■ Stated task: From the listing below, select every line where the word "امرأة" appears.

■ Dataset entries:
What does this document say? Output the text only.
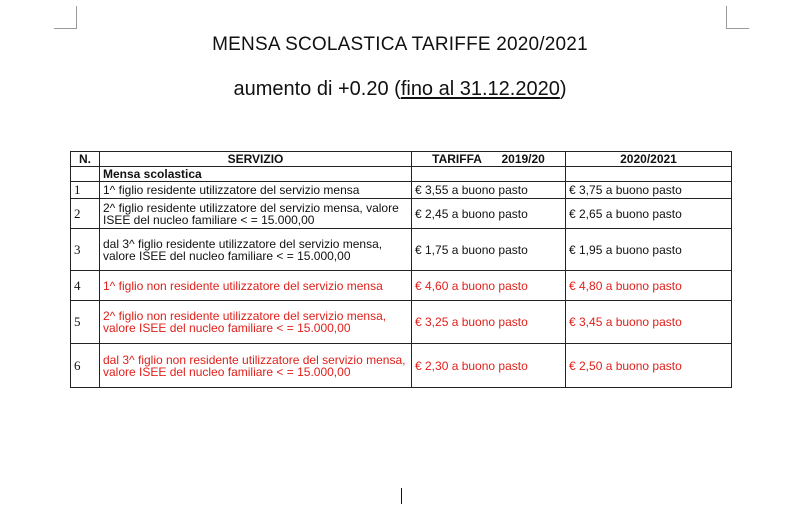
MENSA SCOLASTICA TARIFFE 2020/2021
aumento di +0.20 (fino al 31.12.2020)
N.	SERVIZIO	TARIFFA      2019/20	2020/2021
	Mensa scolastica		
1	1^ figlio residente utilizzatore del servizio mensa	€ 3,55 a buono pasto	€ 3,75 a buono pasto
2	2^ figlio residente utilizzatore del servizio mensa, valore ISEE del nucleo familiare < = 15.000,00	€ 2,45 a buono pasto	€ 2,65 a buono pasto
3	dal 3^ figlio residente utilizzatore del servizio mensa, valore ISEE del nucleo familiare < = 15.000,00	€ 1,75 a buono pasto	€ 1,95 a buono pasto
4	1^ figlio non residente utilizzatore del servizio mensa	€ 4,60 a buono pasto	€ 4,80 a buono pasto
5	2^ figlio non residente utilizzatore del servizio mensa, valore ISEE del nucleo familiare < = 15.000,00	€ 3,25 a buono pasto	€ 3,45 a buono pasto
6	dal 3^ figlio non residente utilizzatore del servizio mensa, valore ISEE del nucleo familiare < = 15.000,00	€ 2,30 a buono pasto	€ 2,50 a buono pasto
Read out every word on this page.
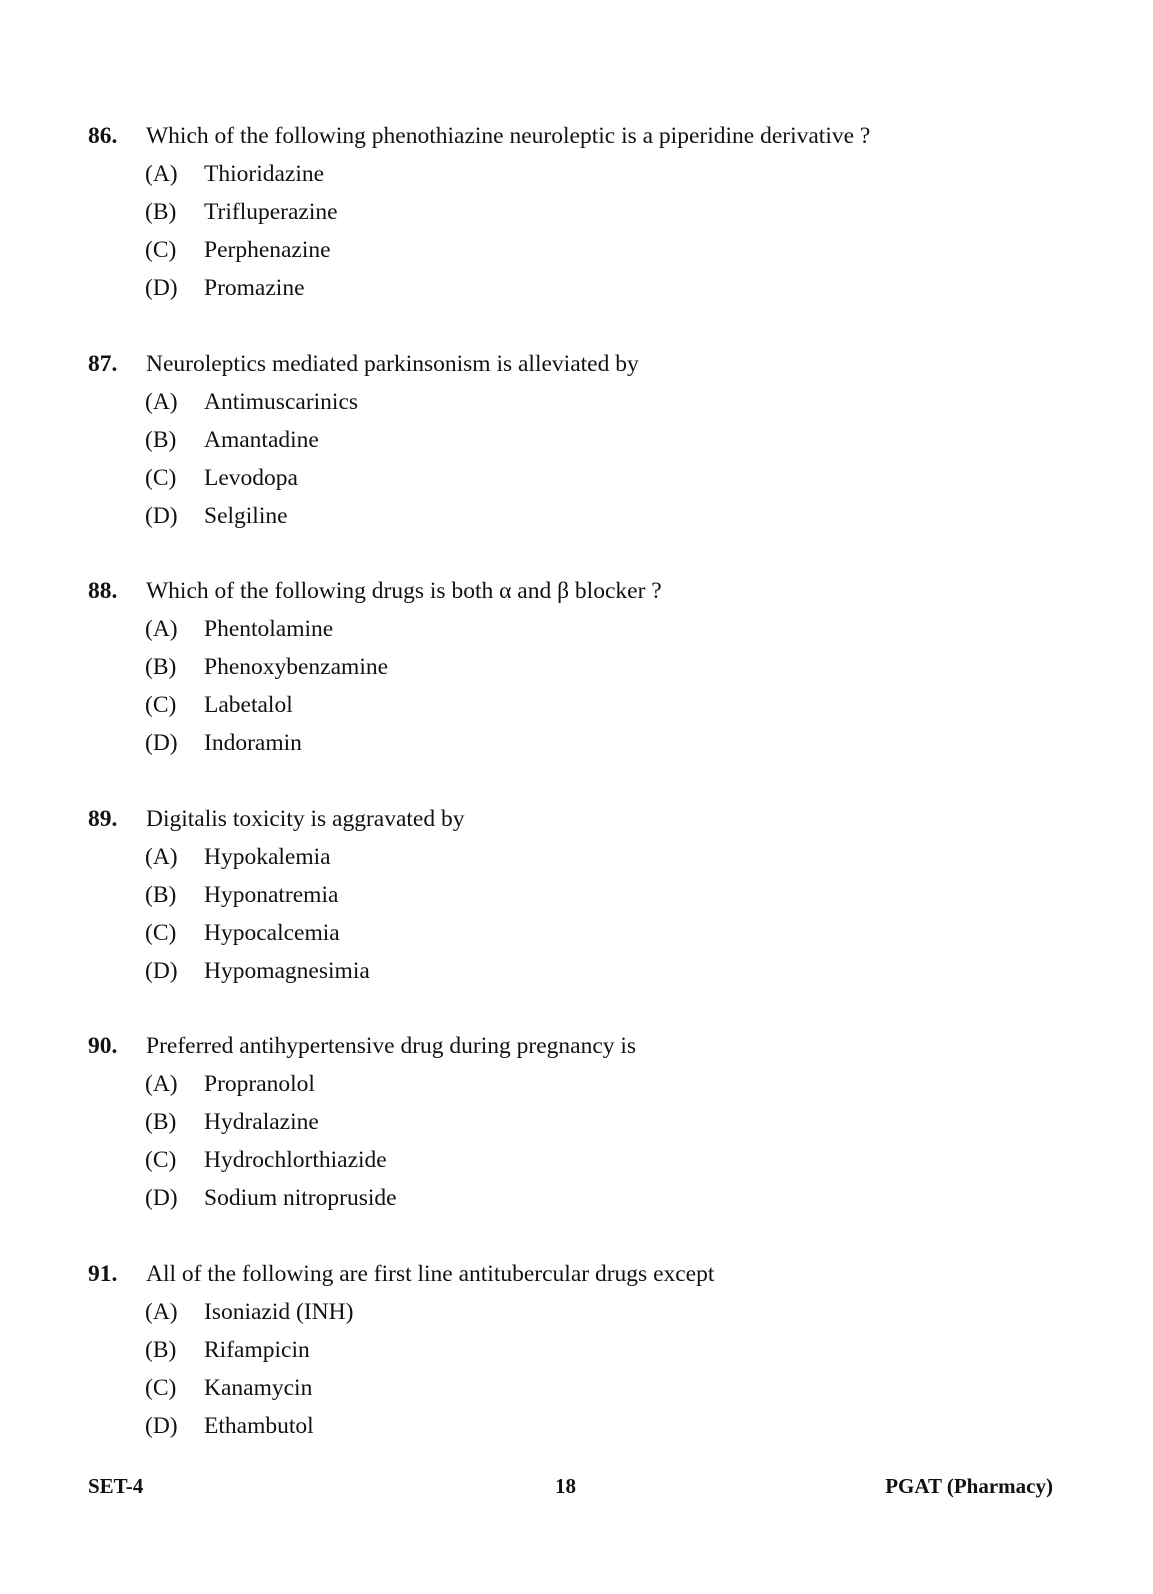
86. Which of the following phenothiazine neuroleptic is a piperidine derivative ?
(A) Thioridazine
(B) Trifluperazine
(C) Perphenazine
(D) Promazine
87. Neuroleptics mediated parkinsonism is alleviated by
(A) Antimuscarinics
(B) Amantadine
(C) Levodopa
(D) Selgiline
88. Which of the following drugs is both α and β blocker ?
(A) Phentolamine
(B) Phenoxybenzamine
(C) Labetalol
(D) Indoramin
89. Digitalis toxicity is aggravated by
(A) Hypokalemia
(B) Hyponatremia
(C) Hypocalcemia
(D) Hypomagnesimia
90. Preferred antihypertensive drug during pregnancy is
(A) Propranolol
(B) Hydralazine
(C) Hydrochlorthiazide
(D) Sodium nitropruside
91. All of the following are first line antitubercular drugs except
(A) Isoniazid (INH)
(B) Rifampicin
(C) Kanamycin
(D) Ethambutol
SET-4	18	PGAT (Pharmacy)
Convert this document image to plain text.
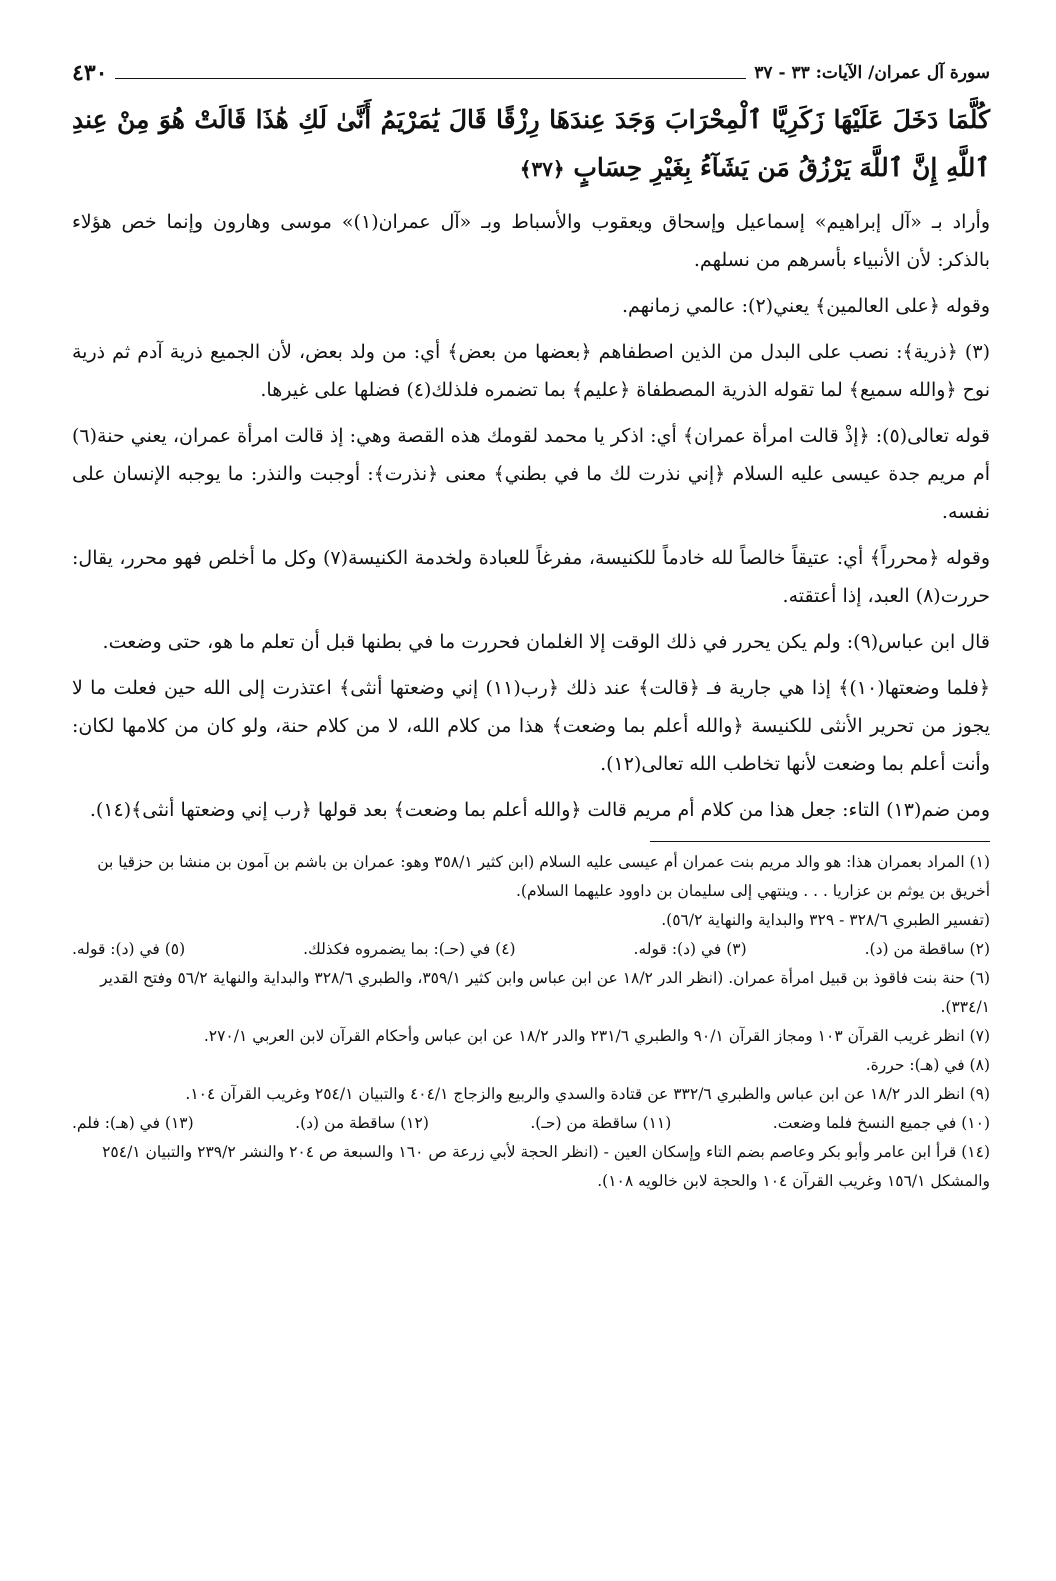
سورة آل عمران/ الآيات: ٣٣ - ٣٧
٤٣٠
كُلَّمَا دَخَلَ عَلَيْهَا زَكَرِيَّا ٱلْمِحْرَابَ وَجَدَ عِندَهَا رِزْقًا قَالَ يَٰمَرْيَمُ أَنَّىٰ لَكِ هَٰذَا قَالَتْ هُوَ مِنْ عِندِ ٱللَّهِ إِنَّ ٱللَّهَ يَرْزُقُ مَن يَشَآءُ بِغَيْرِ حِسَابٍ ﴿٣٧﴾

وأراد بـ «آل إبراهيم» إسماعيل وإسحاق ويعقوب والأسباط وبـ «آل عمران(١)» موسى وهارون وإنما خص هؤلاء بالذكر: لأن الأنبياء بأسرهم من نسلهم.

وقوله ﴿على العالمين﴾ يعني(٢): عالمي زمانهم.

(٣) ﴿ذرية﴾: نصب على البدل من الذين اصطفاهم ﴿بعضها من بعض﴾ أي: من ولد بعض، لأن الجميع ذرية آدم ثم ذرية نوح ﴿والله سميع﴾ لما تقوله الذرية المصطفاة ﴿عليم﴾ بما تضمره فلذلك(٤) فضلها على غيرها.

قوله تعالى(٥): ﴿إذْ قالت امرأة عمران﴾ أي: اذكر يا محمد لقومك هذه القصة وهي: إذ قالت امرأة عمران، يعني حنة(٦) أم مريم جدة عيسى عليه السلام ﴿إني نذرت لك ما في بطني﴾ معنى ﴿نذرت﴾: أوجبت والنذر: ما يوجبه الإنسان على نفسه.

وقوله ﴿محرراً﴾ أي: عتيقاً خالصاً لله خادماً للكنيسة، مفرغاً للعبادة ولخدمة الكنيسة(٧) وكل ما أخلص فهو محرر، يقال: حررت(٨) العبد، إذا أعتقته.

قال ابن عباس(٩): ولم يكن يحرر في ذلك الوقت إلا الغلمان فحررت ما في بطنها قبل أن تعلم ما هو، حتى وضعت.

﴿فلما وضعتها(١٠)﴾ إذا هي جارية فـ ﴿قالت﴾ عند ذلك ﴿رب(١١) إني وضعتها أنثى﴾ اعتذرت إلى الله حين فعلت ما لا يجوز من تحرير الأنثى للكنيسة ﴿والله أعلم بما وضعت﴾ هذا من كلام الله، لا من كلام حنة، ولو كان من كلامها لكان: وأنت أعلم بما وضعت لأنها تخاطب الله تعالى(١٢).

ومن ضم(١٣) التاء: جعل هذا من كلام أم مريم قالت ﴿والله أعلم بما وضعت﴾ بعد قولها ﴿رب إني وضعتها أنثى﴾(١٤).

(١) المراد بعمران هذا: هو والد مريم بنت عمران أم عيسى عليه السلام (ابن كثير ٣٥٨/١ وهو: عمران بن باشم بن آمون بن منشا بن حزقيا بن أخريق بن يوثم بن عزاريا . . . وينتهي إلى سليمان بن داوود عليهما السلام).

(تفسير الطبري ٣٢٨/٦ - ٣٢٩ والبداية والنهاية ٥٦/٢).

(٢) ساقطة من (د).
(٣) في (د): قوله.
(٤) في (حـ): بما يضمروه فكذلك.
(٥) في (د): قوله.

(٦) حنة بنت فاقوذ بن قبيل امرأة عمران. (انظر الدر ١٨/٢ عن ابن عباس وابن كثير ٣٥٩/١، والطبري ٣٢٨/٦ والبداية والنهاية ٥٦/٢ وفتح القدير ٣٣٤/١).

(٧) انظر غريب القرآن ١٠٣ ومجاز القرآن ٩٠/١ والطبري ٢٣١/٦ والدر ١٨/٢ عن ابن عباس وأحكام القرآن لابن العربي ٢٧٠/١.

(٨) في (هـ): حررة.

(٩) انظر الدر ١٨/٢ عن ابن عباس والطبري ٣٣٢/٦ عن قتادة والسدي والربيع والزجاج ٤٠٤/١ والتبيان ٢٥٤/١ وغريب القرآن ١٠٤.

(١٠) في جميع النسخ فلما وضعت.
(١١) ساقطة من (حـ).
(١٢) ساقطة من (د).
(١٣) في (هـ): فلم.

(١٤) قرأ ابن عامر وأبو بكر وعاصم بضم التاء وإسكان العين - (انظر الحجة لأبي زرعة ص ١٦٠ والسبعة ص ٢٠٤ والنشر ٢٣٩/٢ والتبيان ٢٥٤/١ والمشكل ١٥٦/١ وغريب القرآن ١٠٤ والحجة لابن خالويه ١٠٨).
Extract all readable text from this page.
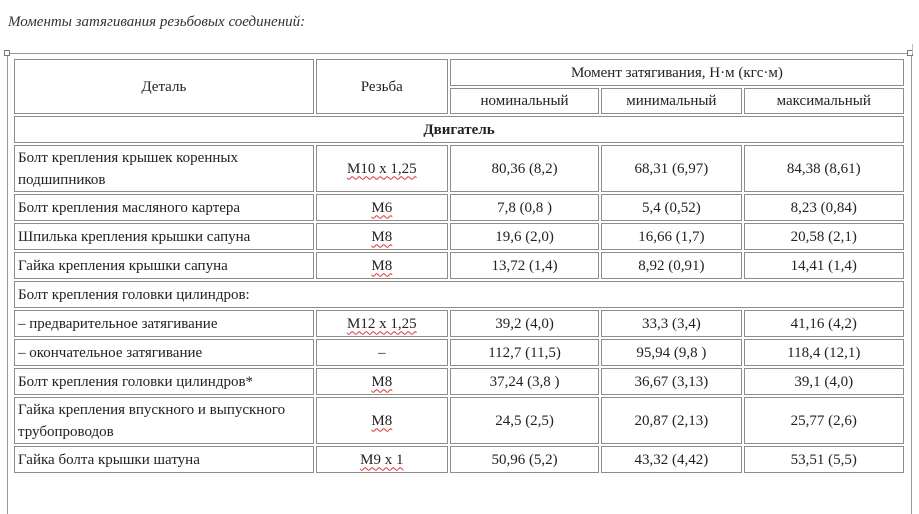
Моменты затягивания резьбовых соединений:
Деталь	Резьба	Момент затягивания, Н·м (кгс·м)		
		номинальный	минимальный	максимальный
Двигатель				
Болт крепления крышек коренных подшипников	М10 х 1,25	80,36 (8,2)	68,31 (6,97)	84,38 (8,61)
Болт крепления масляного картера	М6	7,8 (0,8 )	5,4 (0,52)	8,23 (0,84)
Шпилька крепления крышки сапуна	М8	19,6 (2,0)	16,66 (1,7)	20,58 (2,1)
Гайка крепления крышки сапуна	М8	13,72 (1,4)	8,92 (0,91)	14,41 (1,4)
Болт крепления головки цилиндров:				
– предварительное затягивание	М12 х 1,25	39,2 (4,0)	33,3 (3,4)	41,16 (4,2)
– окончательное затягивание	–	112,7 (11,5)	95,94 (9,8 )	118,4 (12,1)
Болт крепления головки цилиндров*	М8	37,24 (3,8 )	36,67 (3,13)	39,1 (4,0)
Гайка крепления впускного и выпускного трубопроводов	М8	24,5 (2,5)	20,87 (2,13)	25,77 (2,6)
Гайка болта крышки шатуна	М9 х 1	50,96 (5,2)	43,32 (4,42)	53,51 (5,5)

■ Task answer:
قوله تعالى(٥): ﴿إذْ قالت امرأة عمران﴾ أي: اذكر يا محمد لقومك هذه القصة وهي: إذ قالت امرأة عمران، يعني حنة(٦) أم مريم جدة عيسى عليه السلام ﴿إني نذرت لك ما في بطني﴾ معنى ﴿نذرت﴾: أوجبت والنذر: ما يوجبه الإنسان على نفسه.
(٦) حنة بنت فاقوذ بن قبيل امرأة عمران. (انظر الدر ١٨/٢ عن ابن عباس وابن كثير ٣٥٩/١، والطبري ٣٢٨/٦ والبداية والنهاية ٥٦/٢ وفتح القدير ٣٣٤/١).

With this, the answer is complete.